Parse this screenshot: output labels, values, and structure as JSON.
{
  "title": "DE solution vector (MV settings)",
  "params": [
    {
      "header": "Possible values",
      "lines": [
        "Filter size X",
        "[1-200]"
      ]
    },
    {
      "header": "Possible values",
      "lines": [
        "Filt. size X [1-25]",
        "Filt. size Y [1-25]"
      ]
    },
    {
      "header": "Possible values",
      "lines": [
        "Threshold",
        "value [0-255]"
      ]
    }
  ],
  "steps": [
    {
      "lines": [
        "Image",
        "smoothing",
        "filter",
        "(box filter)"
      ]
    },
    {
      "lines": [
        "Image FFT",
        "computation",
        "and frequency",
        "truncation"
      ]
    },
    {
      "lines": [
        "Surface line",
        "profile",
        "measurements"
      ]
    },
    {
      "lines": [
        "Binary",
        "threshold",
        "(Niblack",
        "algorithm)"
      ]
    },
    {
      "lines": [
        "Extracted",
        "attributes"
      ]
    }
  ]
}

* [EXERCISE DESCRIPTION]: All of the entries must be quoted exactly; please include each one.

* [EXPECTED ANSWER]:
Parse this screenshot: output labels, values, and structure as JSON.
{
  "title": "DE solution vector (MV settings)",
  "params": [
    {
      "header": "Possible values",
      "lines": [
        "Filter size X",
        "[1-200]"
      ]
    },
    {
      "header": "Possible values",
      "lines": [
        "Filt. size X [1-25]",
        "Filt. size Y [1-25]"
      ]
    },
    {
      "header": "Possible values",
      "lines": [
        "Threshold",
        "value [0-255]"
      ]
    }
  ],
  "steps": [
    {
      "lines": [
        "Image",
        "smoothing",
        "filter",
        "(box filter)"
      ]
    },
    {
      "lines": [
        "Image FFT",
        "computation",
        "and frequency",
        "truncation"
      ]
    },
    {
      "lines": [
        "Surface line",
        "profile",
        "measurements"
      ]
    },
    {
      "lines": [
        "Binary",
        "threshold",
        "(Niblack",
        "algorithm)"
      ]
    },
    {
      "lines": [
        "Extracted",
        "attributes"
      ]
    }
  ]
}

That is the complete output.